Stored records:
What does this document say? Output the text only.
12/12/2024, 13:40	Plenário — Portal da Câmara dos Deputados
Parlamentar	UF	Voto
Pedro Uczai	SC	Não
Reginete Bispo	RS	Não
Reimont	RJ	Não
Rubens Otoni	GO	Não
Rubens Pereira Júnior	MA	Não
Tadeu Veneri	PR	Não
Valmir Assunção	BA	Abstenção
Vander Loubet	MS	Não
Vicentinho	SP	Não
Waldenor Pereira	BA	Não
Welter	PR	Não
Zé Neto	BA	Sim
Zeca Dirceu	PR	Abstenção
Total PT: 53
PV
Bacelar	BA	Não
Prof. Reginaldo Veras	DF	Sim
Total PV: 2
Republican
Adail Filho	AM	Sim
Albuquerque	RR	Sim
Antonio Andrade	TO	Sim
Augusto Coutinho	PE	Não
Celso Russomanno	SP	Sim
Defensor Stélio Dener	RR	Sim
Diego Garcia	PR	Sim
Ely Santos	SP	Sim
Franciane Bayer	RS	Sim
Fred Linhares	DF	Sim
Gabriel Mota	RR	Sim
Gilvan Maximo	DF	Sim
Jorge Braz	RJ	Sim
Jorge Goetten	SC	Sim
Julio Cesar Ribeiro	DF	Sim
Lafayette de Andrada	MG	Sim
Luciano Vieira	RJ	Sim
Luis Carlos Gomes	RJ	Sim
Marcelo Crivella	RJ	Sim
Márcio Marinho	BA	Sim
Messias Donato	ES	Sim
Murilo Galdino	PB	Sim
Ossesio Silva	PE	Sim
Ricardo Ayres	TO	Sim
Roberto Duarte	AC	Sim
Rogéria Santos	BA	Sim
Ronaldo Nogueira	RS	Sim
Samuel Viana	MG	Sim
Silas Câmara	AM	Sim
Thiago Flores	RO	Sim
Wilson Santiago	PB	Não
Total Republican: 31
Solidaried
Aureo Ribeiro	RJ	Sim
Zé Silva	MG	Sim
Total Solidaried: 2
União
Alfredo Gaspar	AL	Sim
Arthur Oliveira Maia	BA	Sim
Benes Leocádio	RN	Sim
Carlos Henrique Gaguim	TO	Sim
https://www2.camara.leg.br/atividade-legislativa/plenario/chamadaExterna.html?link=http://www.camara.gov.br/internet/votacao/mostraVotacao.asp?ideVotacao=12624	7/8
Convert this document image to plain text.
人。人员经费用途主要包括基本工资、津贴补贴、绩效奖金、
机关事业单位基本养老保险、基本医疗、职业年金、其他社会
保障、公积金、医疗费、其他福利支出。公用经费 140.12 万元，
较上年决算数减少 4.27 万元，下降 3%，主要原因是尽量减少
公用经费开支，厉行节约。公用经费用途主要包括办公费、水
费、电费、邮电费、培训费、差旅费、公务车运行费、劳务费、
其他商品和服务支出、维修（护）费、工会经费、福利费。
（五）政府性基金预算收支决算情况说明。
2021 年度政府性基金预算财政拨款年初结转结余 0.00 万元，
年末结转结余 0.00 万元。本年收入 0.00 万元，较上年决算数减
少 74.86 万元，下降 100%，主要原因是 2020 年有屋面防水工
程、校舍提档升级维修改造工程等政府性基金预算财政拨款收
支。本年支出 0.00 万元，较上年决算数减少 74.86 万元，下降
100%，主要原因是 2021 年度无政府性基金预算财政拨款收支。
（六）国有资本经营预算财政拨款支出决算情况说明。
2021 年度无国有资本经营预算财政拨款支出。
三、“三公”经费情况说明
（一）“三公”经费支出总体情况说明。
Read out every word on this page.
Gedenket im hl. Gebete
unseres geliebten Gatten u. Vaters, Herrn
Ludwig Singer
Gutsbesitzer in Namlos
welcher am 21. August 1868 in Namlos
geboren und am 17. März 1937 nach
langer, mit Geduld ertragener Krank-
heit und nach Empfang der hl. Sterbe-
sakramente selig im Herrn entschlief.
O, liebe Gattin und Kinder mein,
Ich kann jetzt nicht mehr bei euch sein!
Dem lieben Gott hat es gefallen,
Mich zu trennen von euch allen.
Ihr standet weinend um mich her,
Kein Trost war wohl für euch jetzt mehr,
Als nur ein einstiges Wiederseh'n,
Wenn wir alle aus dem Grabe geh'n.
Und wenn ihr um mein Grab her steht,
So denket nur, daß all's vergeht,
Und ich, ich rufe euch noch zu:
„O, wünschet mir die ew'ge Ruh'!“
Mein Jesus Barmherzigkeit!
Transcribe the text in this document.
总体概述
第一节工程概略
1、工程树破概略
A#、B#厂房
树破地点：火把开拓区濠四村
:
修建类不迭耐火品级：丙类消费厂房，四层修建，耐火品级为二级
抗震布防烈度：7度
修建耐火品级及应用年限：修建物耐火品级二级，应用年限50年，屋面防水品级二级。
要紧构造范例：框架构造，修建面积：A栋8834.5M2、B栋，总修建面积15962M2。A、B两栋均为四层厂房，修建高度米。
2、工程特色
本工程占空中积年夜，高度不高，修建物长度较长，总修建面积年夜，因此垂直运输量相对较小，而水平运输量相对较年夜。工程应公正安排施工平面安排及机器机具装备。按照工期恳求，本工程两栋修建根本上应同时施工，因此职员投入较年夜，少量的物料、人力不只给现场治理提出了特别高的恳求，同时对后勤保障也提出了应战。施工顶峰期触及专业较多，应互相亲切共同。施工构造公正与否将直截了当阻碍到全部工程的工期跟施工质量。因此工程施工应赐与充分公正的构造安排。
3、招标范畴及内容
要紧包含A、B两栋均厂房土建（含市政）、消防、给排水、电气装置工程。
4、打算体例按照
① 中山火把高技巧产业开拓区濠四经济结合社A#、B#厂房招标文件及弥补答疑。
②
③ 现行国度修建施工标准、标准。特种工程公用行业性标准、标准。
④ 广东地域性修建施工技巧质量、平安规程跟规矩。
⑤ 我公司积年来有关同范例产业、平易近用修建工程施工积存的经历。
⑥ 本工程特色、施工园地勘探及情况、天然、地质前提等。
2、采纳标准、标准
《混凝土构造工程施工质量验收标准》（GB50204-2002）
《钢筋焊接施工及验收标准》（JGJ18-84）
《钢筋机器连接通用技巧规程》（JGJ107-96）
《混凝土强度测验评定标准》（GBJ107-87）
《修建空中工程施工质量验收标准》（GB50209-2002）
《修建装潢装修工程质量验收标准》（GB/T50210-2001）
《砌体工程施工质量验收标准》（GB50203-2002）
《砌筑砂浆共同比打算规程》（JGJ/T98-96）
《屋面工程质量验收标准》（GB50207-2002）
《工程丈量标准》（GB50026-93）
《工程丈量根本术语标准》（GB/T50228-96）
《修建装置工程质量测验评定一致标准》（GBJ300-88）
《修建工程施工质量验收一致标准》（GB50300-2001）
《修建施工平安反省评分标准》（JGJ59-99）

Required work →
Return the listing above in its exact form.

Exercise answer →
What does this document say? Output the text only.
12/12/2024, 13:40	Plenário — Portal da Câmara dos Deputados
Parlamentar	UF	Voto
Pedro Uczai	SC	Não
Reginete Bispo	RS	Não
Reimont	RJ	Não
Rubens Otoni	GO	Não
Rubens Pereira Júnior	MA	Não
Tadeu Veneri	PR	Não
Valmir Assunção	BA	Abstenção
Vander Loubet	MS	Não
Vicentinho	SP	Não
Waldenor Pereira	BA	Não
Welter	PR	Não
Zé Neto	BA	Sim
Zeca Dirceu	PR	Abstenção
Total PT: 53
PV
Bacelar	BA	Não
Prof. Reginaldo Veras	DF	Sim
Total PV: 2
Republican
Adail Filho	AM	Sim
Albuquerque	RR	Sim
Antonio Andrade	TO	Sim
Augusto Coutinho	PE	Não
Celso Russomanno	SP	Sim
Defensor Stélio Dener	RR	Sim
Diego Garcia	PR	Sim
Ely Santos	SP	Sim
Franciane Bayer	RS	Sim
Fred Linhares	DF	Sim
Gabriel Mota	RR	Sim
Gilvan Maximo	DF	Sim
Jorge Braz	RJ	Sim
Jorge Goetten	SC	Sim
Julio Cesar Ribeiro	DF	Sim
Lafayette de Andrada	MG	Sim
Luciano Vieira	RJ	Sim
Luis Carlos Gomes	RJ	Sim
Marcelo Crivella	RJ	Sim
Márcio Marinho	BA	Sim
Messias Donato	ES	Sim
Murilo Galdino	PB	Sim
Ossesio Silva	PE	Sim
Ricardo Ayres	TO	Sim
Roberto Duarte	AC	Sim
Rogéria Santos	BA	Sim
Ronaldo Nogueira	RS	Sim
Samuel Viana	MG	Sim
Silas Câmara	AM	Sim
Thiago Flores	RO	Sim
Wilson Santiago	PB	Não
Total Republican: 31
Solidaried
Aureo Ribeiro	RJ	Sim
Zé Silva	MG	Sim
Total Solidaried: 2
União
Alfredo Gaspar	AL	Sim
Arthur Oliveira Maia	BA	Sim
Benes Leocádio	RN	Sim
Carlos Henrique Gaguim	TO	Sim
https://www2.camara.leg.br/atividade-legislativa/plenario/chamadaExterna.html?link=http://www.camara.gov.br/internet/votacao/mostraVotacao.asp?ideVotacao=12624	7/8
Convert this document image to plain text.
人。人员经费用途主要包括基本工资、津贴补贴、绩效奖金、
机关事业单位基本养老保险、基本医疗、职业年金、其他社会
保障、公积金、医疗费、其他福利支出。公用经费 140.12 万元，
较上年决算数减少 4.27 万元，下降 3%，主要原因是尽量减少
公用经费开支，厉行节约。公用经费用途主要包括办公费、水
费、电费、邮电费、培训费、差旅费、公务车运行费、劳务费、
其他商品和服务支出、维修（护）费、工会经费、福利费。
（五）政府性基金预算收支决算情况说明。
2021 年度政府性基金预算财政拨款年初结转结余 0.00 万元，
年末结转结余 0.00 万元。本年收入 0.00 万元，较上年决算数减
少 74.86 万元，下降 100%，主要原因是 2020 年有屋面防水工
程、校舍提档升级维修改造工程等政府性基金预算财政拨款收
支。本年支出 0.00 万元，较上年决算数减少 74.86 万元，下降
100%，主要原因是 2021 年度无政府性基金预算财政拨款收支。
（六）国有资本经营预算财政拨款支出决算情况说明。
2021 年度无国有资本经营预算财政拨款支出。
三、“三公”经费情况说明
（一）“三公”经费支出总体情况说明。
Read out every word on this page.
Gedenket im hl. Gebete
unseres geliebten Gatten u. Vaters, Herrn
Ludwig Singer
Gutsbesitzer in Namlos
welcher am 21. August 1868 in Namlos
geboren und am 17. März 1937 nach
langer, mit Geduld ertragener Krank-
heit und nach Empfang der hl. Sterbe-
sakramente selig im Herrn entschlief.
O, liebe Gattin und Kinder mein,
Ich kann jetzt nicht mehr bei euch sein!
Dem lieben Gott hat es gefallen,
Mich zu trennen von euch allen.
Ihr standet weinend um mich her,
Kein Trost war wohl für euch jetzt mehr,
Als nur ein einstiges Wiederseh'n,
Wenn wir alle aus dem Grabe geh'n.
Und wenn ihr um mein Grab her steht,
So denket nur, daß all's vergeht,
Und ich, ich rufe euch noch zu:
„O, wünschet mir die ew'ge Ruh'!“
Mein Jesus Barmherzigkeit!
Transcribe the text in this document.
总体概述
第一节工程概略
1、工程树破概略
A#、B#厂房
树破地点：火把开拓区濠四村
:
修建类不迭耐火品级：丙类消费厂房，四层修建，耐火品级为二级
抗震布防烈度：7度
修建耐火品级及应用年限：修建物耐火品级二级，应用年限50年，屋面防水品级二级。
要紧构造范例：框架构造，修建面积：A栋8834.5M2、B栋，总修建面积15962M2。A、B两栋均为四层厂房，修建高度米。
2、工程特色
本工程占空中积年夜，高度不高，修建物长度较长，总修建面积年夜，因此垂直运输量相对较小，而水平运输量相对较年夜。工程应公正安排施工平面安排及机器机具装备。按照工期恳求，本工程两栋修建根本上应同时施工，因此职员投入较年夜，少量的物料、人力不只给现场治理提出了特别高的恳求，同时对后勤保障也提出了应战。施工顶峰期触及专业较多，应互相亲切共同。施工构造公正与否将直截了当阻碍到全部工程的工期跟施工质量。因此工程施工应赐与充分公正的构造安排。
3、招标范畴及内容
要紧包含A、B两栋均厂房土建（含市政）、消防、给排水、电气装置工程。
4、打算体例按照
① 中山火把高技巧产业开拓区濠四经济结合社A#、B#厂房招标文件及弥补答疑。
②
③ 现行国度修建施工标准、标准。特种工程公用行业性标准、标准。
④ 广东地域性修建施工技巧质量、平安规程跟规矩。
⑤ 我公司积年来有关同范例产业、平易近用修建工程施工积存的经历。
⑥ 本工程特色、施工园地勘探及情况、天然、地质前提等。
2、采纳标准、标准
《混凝土构造工程施工质量验收标准》（GB50204-2002）
《钢筋焊接施工及验收标准》（JGJ18-84）
《钢筋机器连接通用技巧规程》（JGJ107-96）
《混凝土强度测验评定标准》（GBJ107-87）
《修建空中工程施工质量验收标准》（GB50209-2002）
《修建装潢装修工程质量验收标准》（GB/T50210-2001）
《砌体工程施工质量验收标准》（GB50203-2002）
《砌筑砂浆共同比打算规程》（JGJ/T98-96）
《屋面工程质量验收标准》（GB50207-2002）
《工程丈量标准》（GB50026-93）
《工程丈量根本术语标准》（GB/T50228-96）
《修建装置工程质量测验评定一致标准》（GBJ300-88）
《修建工程施工质量验收一致标准》（GB50300-2001）
《修建施工平安反省评分标准》（JGJ59-99）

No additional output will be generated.